## What is being asked
A line counts if it contains the word "Unlevered" at least once. State how many such lines the records contain, giving the number alone.

Entries with figure data:
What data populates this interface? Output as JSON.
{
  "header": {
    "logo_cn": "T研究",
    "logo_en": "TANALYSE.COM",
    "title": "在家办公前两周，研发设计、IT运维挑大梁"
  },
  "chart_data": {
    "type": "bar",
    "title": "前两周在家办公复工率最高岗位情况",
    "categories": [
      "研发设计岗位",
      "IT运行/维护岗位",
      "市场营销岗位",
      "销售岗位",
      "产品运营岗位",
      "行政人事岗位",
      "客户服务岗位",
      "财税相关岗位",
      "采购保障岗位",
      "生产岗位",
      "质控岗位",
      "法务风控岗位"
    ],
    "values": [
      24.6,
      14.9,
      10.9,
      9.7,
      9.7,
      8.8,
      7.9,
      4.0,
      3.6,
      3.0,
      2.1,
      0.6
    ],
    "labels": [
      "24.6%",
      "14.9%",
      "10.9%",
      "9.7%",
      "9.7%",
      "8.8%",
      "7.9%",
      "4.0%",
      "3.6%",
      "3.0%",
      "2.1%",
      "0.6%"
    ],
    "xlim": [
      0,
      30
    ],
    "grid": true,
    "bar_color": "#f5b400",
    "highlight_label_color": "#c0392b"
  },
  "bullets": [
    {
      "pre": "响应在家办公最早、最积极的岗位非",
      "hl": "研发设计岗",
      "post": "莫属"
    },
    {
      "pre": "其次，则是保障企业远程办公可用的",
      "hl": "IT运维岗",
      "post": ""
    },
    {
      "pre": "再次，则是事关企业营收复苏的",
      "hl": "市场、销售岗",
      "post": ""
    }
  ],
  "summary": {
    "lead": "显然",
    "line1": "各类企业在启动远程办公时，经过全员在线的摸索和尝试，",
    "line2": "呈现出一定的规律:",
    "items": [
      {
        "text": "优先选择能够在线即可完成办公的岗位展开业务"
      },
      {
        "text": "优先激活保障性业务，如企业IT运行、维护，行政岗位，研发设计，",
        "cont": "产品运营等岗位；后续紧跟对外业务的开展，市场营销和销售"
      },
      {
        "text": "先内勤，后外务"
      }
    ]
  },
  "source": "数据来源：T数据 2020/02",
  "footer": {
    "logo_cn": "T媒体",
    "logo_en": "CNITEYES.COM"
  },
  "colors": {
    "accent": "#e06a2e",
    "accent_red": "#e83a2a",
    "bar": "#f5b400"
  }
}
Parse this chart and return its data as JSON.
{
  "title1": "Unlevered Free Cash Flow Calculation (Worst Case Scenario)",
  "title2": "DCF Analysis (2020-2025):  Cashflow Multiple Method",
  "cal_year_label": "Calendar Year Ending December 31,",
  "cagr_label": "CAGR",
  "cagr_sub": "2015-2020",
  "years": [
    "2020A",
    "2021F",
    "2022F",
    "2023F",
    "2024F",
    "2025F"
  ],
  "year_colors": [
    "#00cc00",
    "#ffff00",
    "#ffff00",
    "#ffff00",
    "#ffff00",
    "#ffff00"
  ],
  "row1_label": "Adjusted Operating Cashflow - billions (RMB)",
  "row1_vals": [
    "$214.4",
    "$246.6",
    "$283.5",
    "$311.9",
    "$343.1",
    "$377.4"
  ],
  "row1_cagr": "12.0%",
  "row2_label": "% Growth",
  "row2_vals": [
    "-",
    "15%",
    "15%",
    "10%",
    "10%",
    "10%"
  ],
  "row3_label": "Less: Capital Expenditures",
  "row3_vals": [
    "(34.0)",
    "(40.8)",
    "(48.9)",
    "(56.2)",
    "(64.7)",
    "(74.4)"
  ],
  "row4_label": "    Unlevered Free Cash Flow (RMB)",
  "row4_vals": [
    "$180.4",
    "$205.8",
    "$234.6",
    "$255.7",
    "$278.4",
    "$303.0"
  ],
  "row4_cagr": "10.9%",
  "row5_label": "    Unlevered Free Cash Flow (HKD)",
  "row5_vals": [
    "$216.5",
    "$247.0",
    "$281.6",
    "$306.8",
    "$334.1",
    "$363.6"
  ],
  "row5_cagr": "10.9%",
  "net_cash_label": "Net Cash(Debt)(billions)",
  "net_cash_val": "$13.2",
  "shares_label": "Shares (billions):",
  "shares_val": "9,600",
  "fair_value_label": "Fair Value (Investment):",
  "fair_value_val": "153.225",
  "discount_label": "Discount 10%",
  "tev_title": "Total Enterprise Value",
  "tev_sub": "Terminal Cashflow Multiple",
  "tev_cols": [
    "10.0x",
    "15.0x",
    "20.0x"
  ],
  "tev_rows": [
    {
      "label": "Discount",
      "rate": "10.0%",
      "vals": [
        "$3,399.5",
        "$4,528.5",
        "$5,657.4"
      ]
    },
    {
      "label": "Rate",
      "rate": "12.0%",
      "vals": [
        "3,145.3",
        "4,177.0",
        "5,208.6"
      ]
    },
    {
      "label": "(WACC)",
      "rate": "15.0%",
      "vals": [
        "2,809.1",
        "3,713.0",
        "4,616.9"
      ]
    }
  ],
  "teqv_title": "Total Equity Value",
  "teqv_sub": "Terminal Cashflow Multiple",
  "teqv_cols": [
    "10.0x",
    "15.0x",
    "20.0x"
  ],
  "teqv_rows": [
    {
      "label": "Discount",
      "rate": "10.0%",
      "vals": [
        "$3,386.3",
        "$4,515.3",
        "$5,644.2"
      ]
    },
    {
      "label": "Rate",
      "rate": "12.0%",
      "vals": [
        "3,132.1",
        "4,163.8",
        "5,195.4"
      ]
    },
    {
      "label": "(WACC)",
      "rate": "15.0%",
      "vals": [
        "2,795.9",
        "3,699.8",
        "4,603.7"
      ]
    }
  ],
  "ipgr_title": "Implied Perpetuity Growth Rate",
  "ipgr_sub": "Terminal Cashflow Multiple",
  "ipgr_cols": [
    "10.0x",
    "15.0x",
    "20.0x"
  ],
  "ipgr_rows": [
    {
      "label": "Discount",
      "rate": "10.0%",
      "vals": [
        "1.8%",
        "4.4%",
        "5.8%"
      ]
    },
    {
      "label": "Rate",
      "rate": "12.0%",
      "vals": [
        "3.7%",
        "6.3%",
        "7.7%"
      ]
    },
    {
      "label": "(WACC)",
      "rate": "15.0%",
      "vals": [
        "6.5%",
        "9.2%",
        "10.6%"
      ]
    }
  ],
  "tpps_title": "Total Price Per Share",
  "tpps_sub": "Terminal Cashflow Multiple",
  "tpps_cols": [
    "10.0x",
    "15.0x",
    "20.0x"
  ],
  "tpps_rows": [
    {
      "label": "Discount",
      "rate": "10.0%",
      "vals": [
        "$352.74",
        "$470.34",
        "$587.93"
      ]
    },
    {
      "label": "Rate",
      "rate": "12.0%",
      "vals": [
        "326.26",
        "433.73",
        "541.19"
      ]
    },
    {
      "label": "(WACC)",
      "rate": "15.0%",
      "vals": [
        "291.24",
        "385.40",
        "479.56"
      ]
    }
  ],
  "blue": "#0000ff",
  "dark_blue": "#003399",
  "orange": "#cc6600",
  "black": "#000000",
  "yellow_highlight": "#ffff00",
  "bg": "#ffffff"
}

## Full answer
3